§ Job
Search the material below for the string "null" and list each line that holds it.

-- BEGIN Data provided --

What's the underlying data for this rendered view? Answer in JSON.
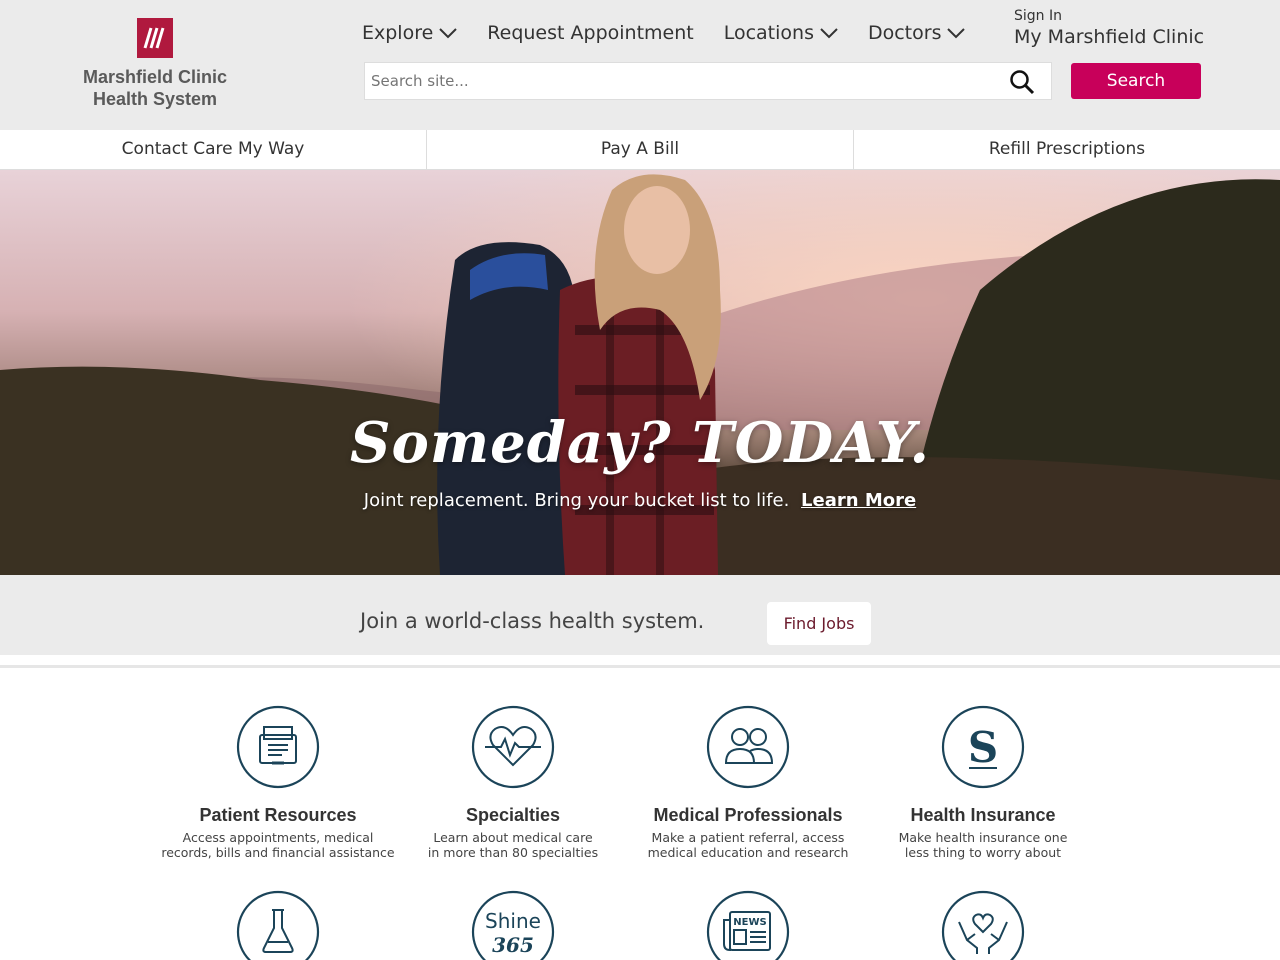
{
  "brand": {
    "logo_line1": "Marshfield Clinic",
    "logo_line2": "Health System",
    "accent": "#c8005a",
    "logo_color": "#b0193e",
    "icon_color": "#1b4459"
  },
  "nav": {
    "items": [
      {
        "label": "Explore",
        "dropdown": true
      },
      {
        "label": "Request Appointment",
        "dropdown": false
      },
      {
        "label": "Locations",
        "dropdown": true
      },
      {
        "label": "Doctors",
        "dropdown": true
      }
    ],
    "sign_in_small": "Sign In",
    "sign_in_big": "My Marshfield Clinic"
  },
  "search": {
    "placeholder": "Search site...",
    "value": "",
    "button_label": "Search"
  },
  "quick_links": [
    {
      "label": "Contact Care My Way"
    },
    {
      "label": "Pay A Bill"
    },
    {
      "label": "Refill Prescriptions"
    }
  ],
  "hero": {
    "headline": "Someday? TODAY.",
    "subtext": "Joint replacement. Bring your bucket list to life.",
    "link_label": "Learn More"
  },
  "jobs": {
    "text": "Join a world-class health system.",
    "button_label": "Find Jobs"
  },
  "cards": [
    {
      "title": "Patient Resources",
      "desc1": "Access appointments, medical",
      "desc2": "records, bills and financial assistance",
      "icon": "file-drawer-icon"
    },
    {
      "title": "Specialties",
      "desc1": "Learn about medical care",
      "desc2": "in more than 80 specialties",
      "icon": "heart-pulse-icon"
    },
    {
      "title": "Medical Professionals",
      "desc1": "Make a patient referral, access",
      "desc2": "medical education and research",
      "icon": "people-icon"
    },
    {
      "title": "Health Insurance",
      "desc1": "Make health insurance one",
      "desc2": "less thing to worry about",
      "icon": "security-health-plan-icon"
    }
  ],
  "cards_row2": [
    {
      "icon": "flask-icon"
    },
    {
      "icon": "shine-365-icon",
      "text_top": "Shine",
      "text_bottom": "365"
    },
    {
      "icon": "news-icon",
      "text": "NEWS"
    },
    {
      "icon": "hands-heart-icon"
    }
  ]
}
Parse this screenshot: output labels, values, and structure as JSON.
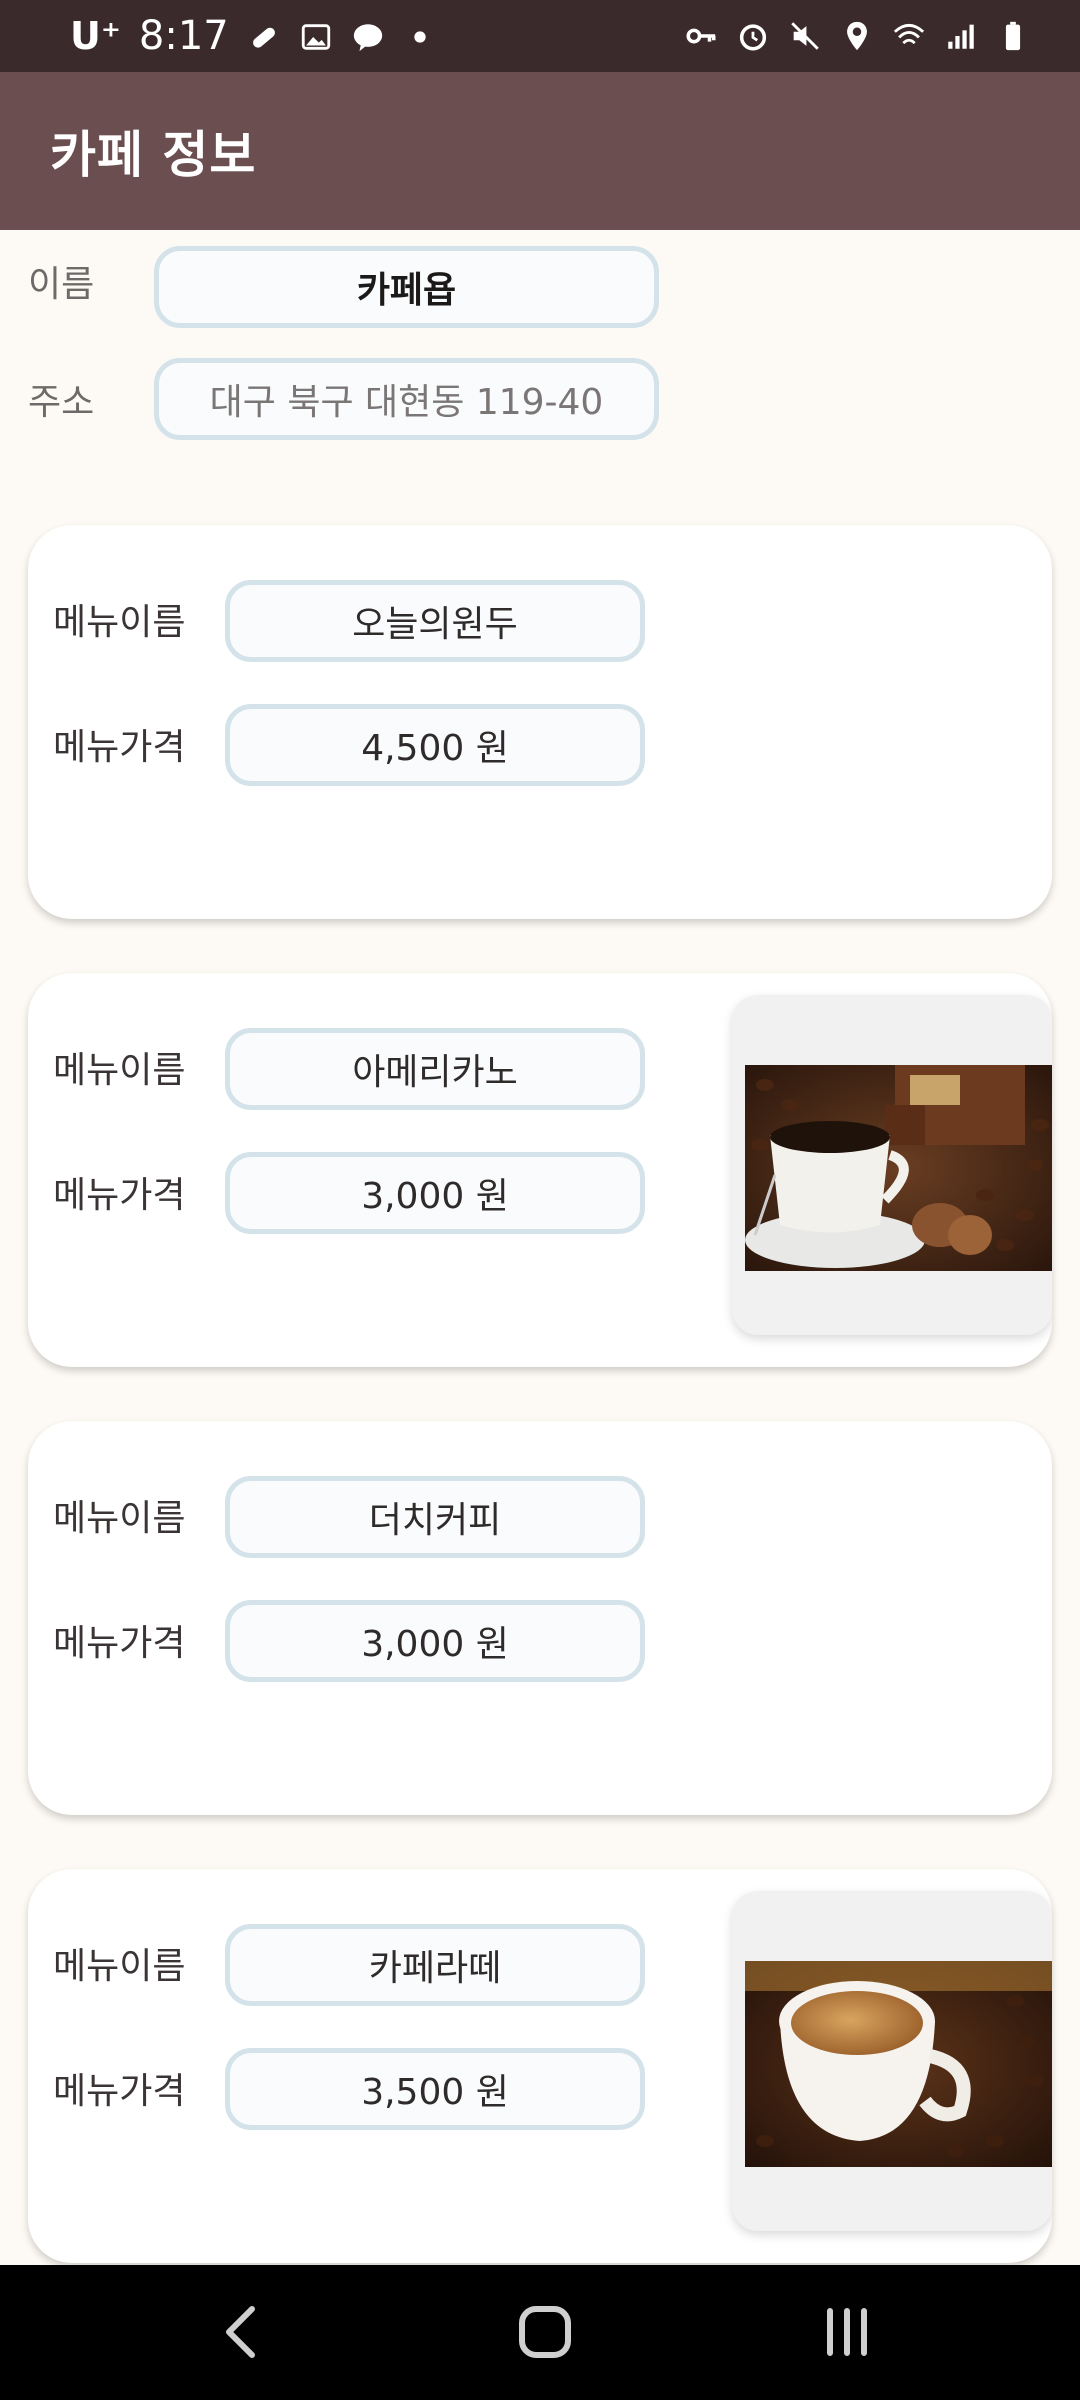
{
  "status": {
    "carrier": "U⁺",
    "time": "8:17"
  },
  "app_bar": {
    "title": "카페 정보"
  },
  "cafe": {
    "name_label": "이름",
    "name_value": "카페욥",
    "address_label": "주소",
    "address_value": "대구 북구 대현동 119-40"
  },
  "menu_labels": {
    "name": "메뉴이름",
    "price": "메뉴가격"
  },
  "menus": [
    {
      "name": "오늘의원두",
      "price": "4,500 원",
      "image": null
    },
    {
      "name": "아메리카노",
      "price": "3,000 원",
      "image": "coffee-cup-beans-photo"
    },
    {
      "name": "더치커피",
      "price": "3,000 원",
      "image": null
    },
    {
      "name": "카페라떼",
      "price": "3,500 원",
      "image": "espresso-cup-beans-photo"
    }
  ],
  "colors": {
    "status_bar": "#3b2a2b",
    "app_bar": "#6b4e50",
    "background": "#fdf9f4",
    "pill_border": "#d4e2ea"
  }
}
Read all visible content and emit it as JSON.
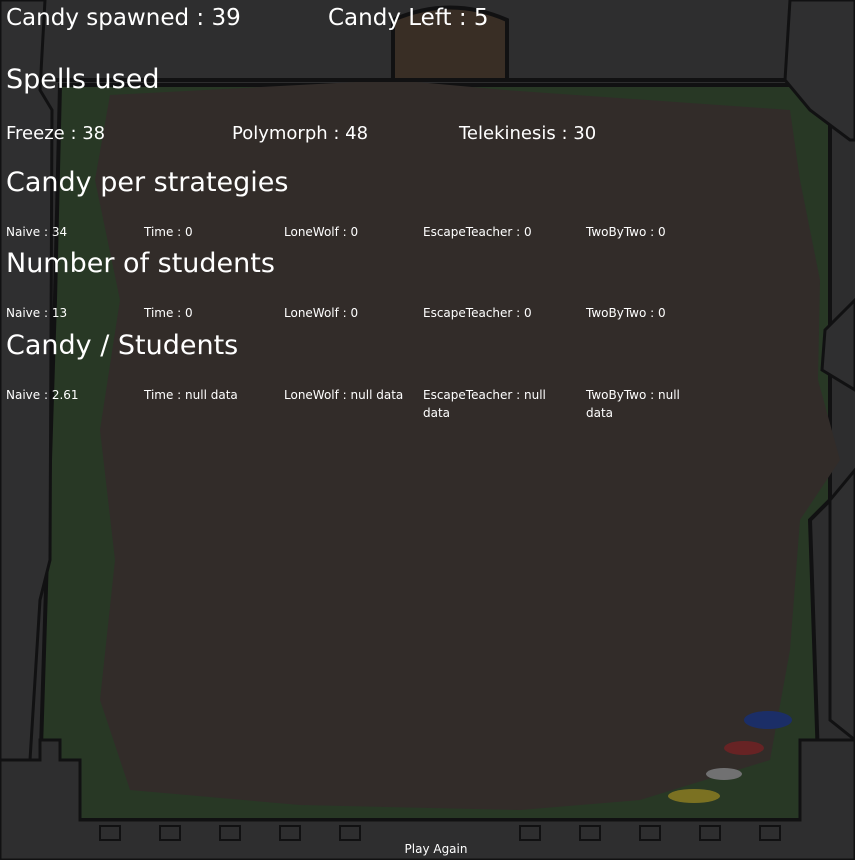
{
  "header": {
    "candy_spawned": "Candy spawned : 39",
    "candy_left": "Candy Left : 5"
  },
  "spells": {
    "title": "Spells used",
    "items": [
      "Freeze : 38",
      "Polymorph : 48",
      "Telekinesis : 30"
    ]
  },
  "candy_per_strategy": {
    "title": "Candy per strategies",
    "items": [
      "Naive : 34",
      "Time : 0",
      "LoneWolf : 0",
      "EscapeTeacher : 0",
      "TwoByTwo : 0"
    ]
  },
  "students": {
    "title": "Number of students",
    "items": [
      "Naive : 13",
      "Time : 0",
      "LoneWolf : 0",
      "EscapeTeacher : 0",
      "TwoByTwo : 0"
    ]
  },
  "candy_per_student": {
    "title": "Candy / Students",
    "items": [
      "Naive : 2.61",
      "Time : null data",
      "LoneWolf : null data",
      "EscapeTeacher : null data",
      "TwoByTwo : null data"
    ]
  },
  "play_again": "Play Again",
  "colors": {
    "wall": "#3a3a3a",
    "grass": "#2f4a2a",
    "dirt": "#3e3632",
    "text": "#ffffff"
  }
}
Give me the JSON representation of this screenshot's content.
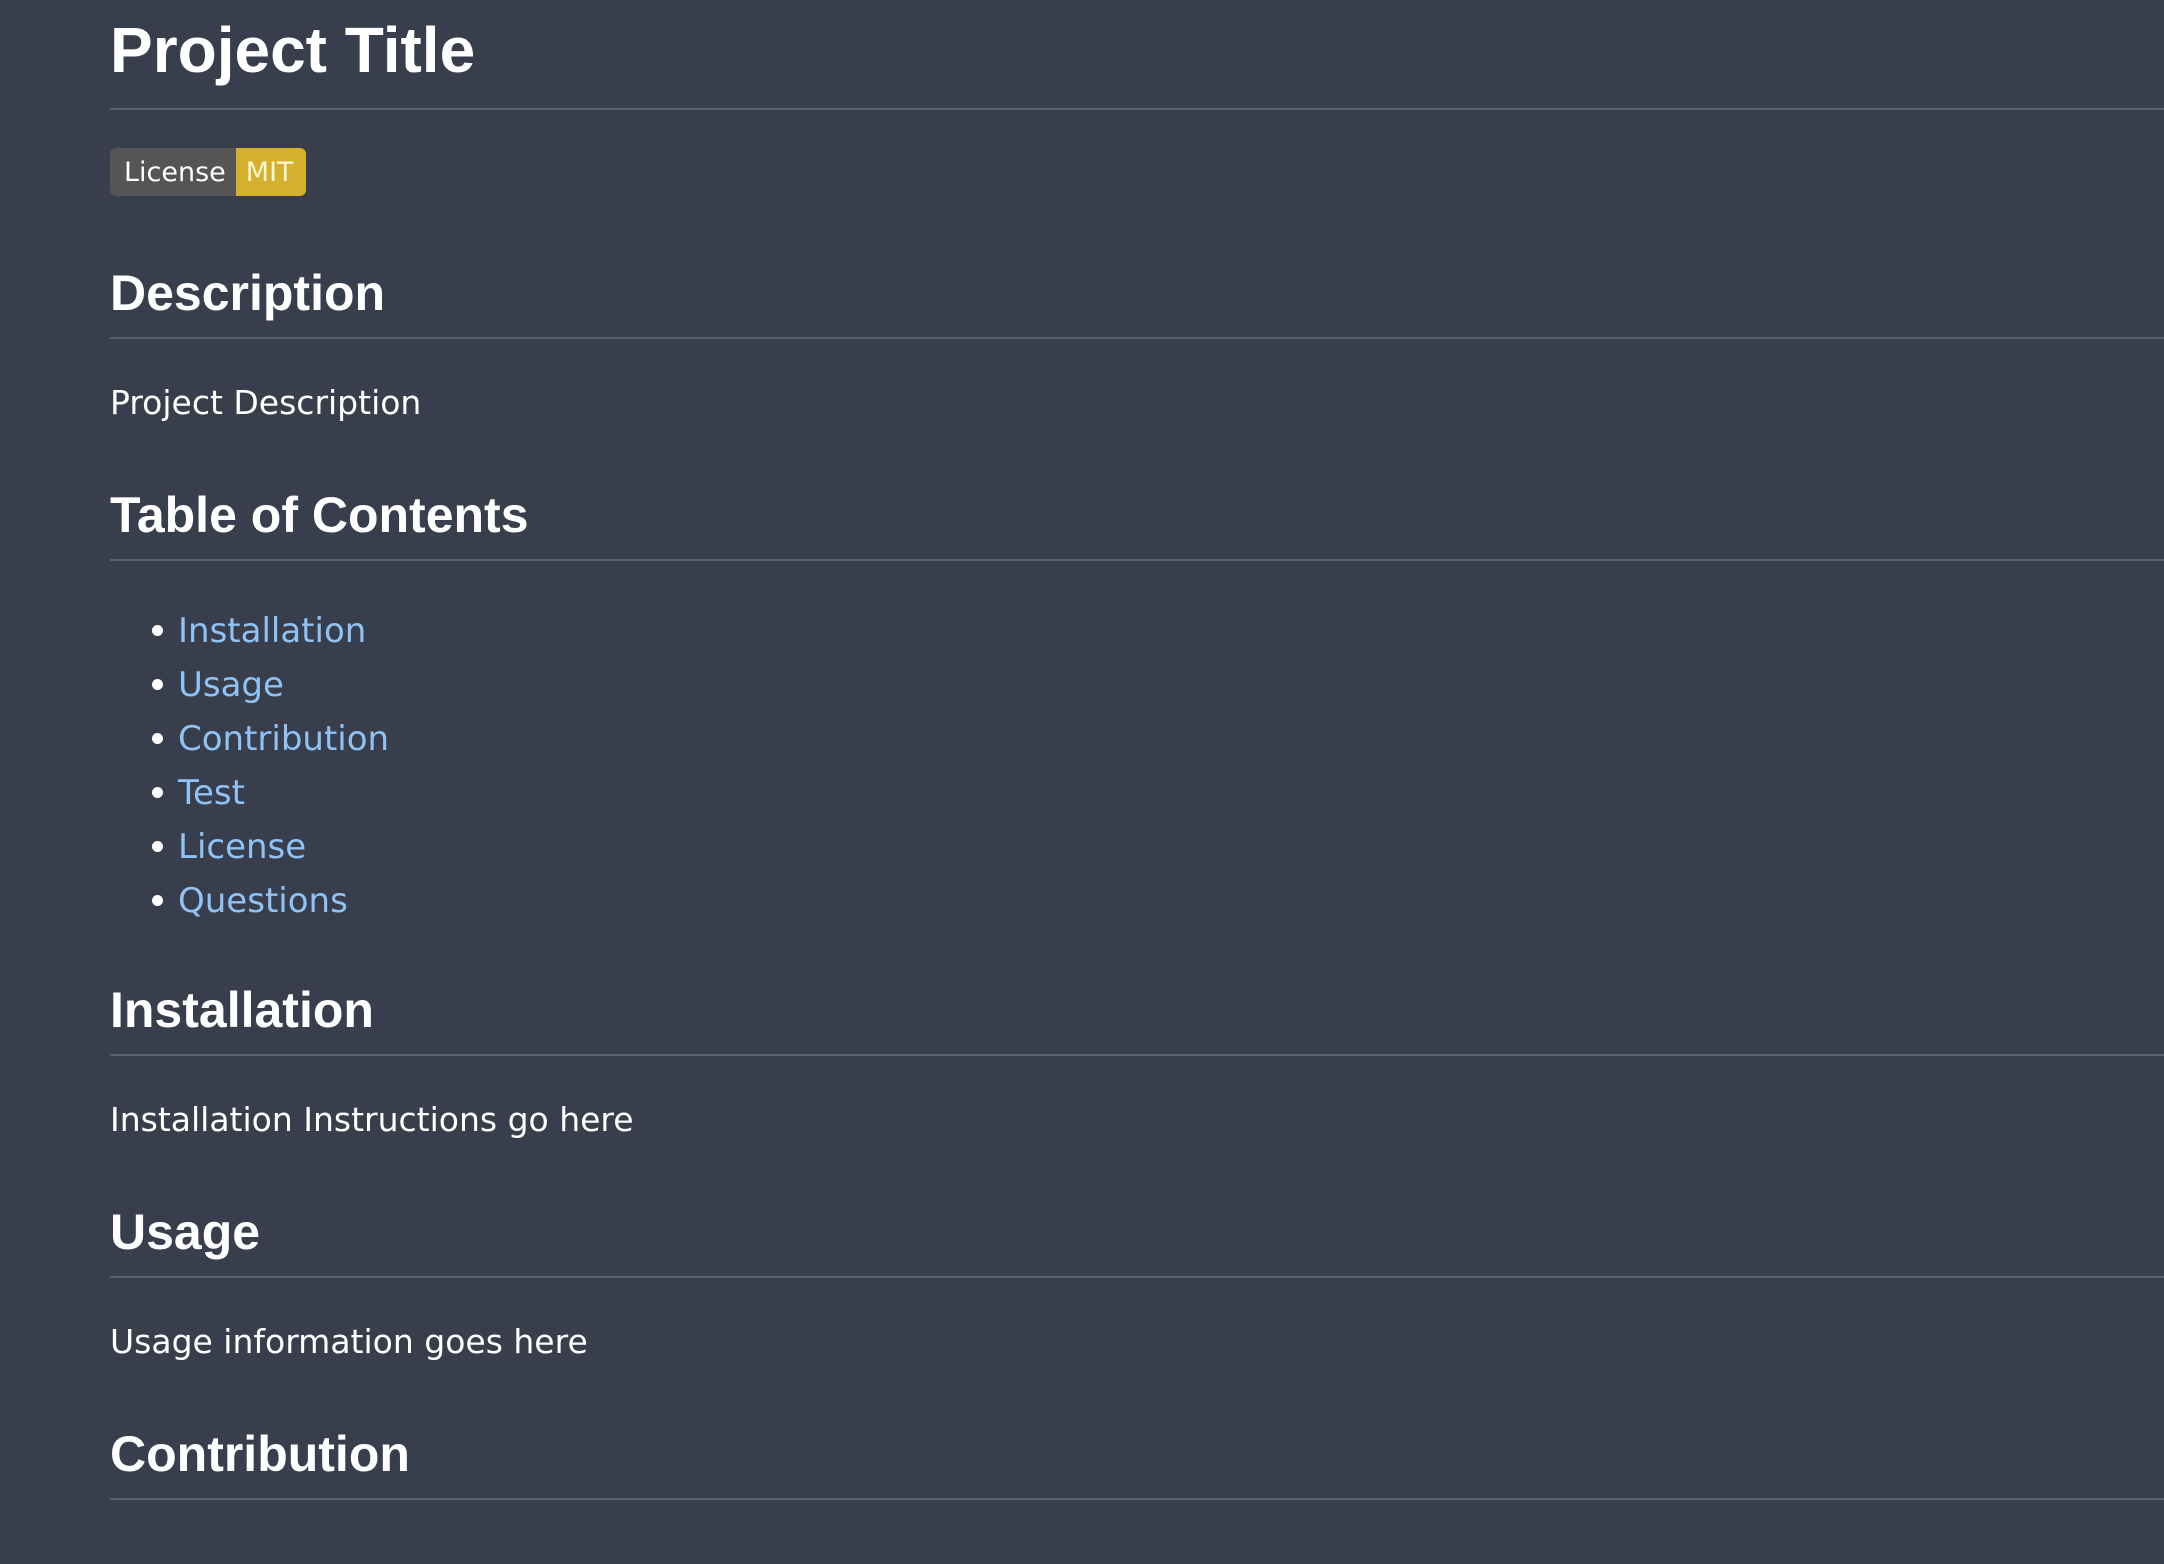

-- END Data provided --

§ Written solution
      "image": null
      "image": null
      "Time : null data",
      "LoneWolf : null data",
      "EscapeTeacher : null data",
      "TwoByTwo : null data"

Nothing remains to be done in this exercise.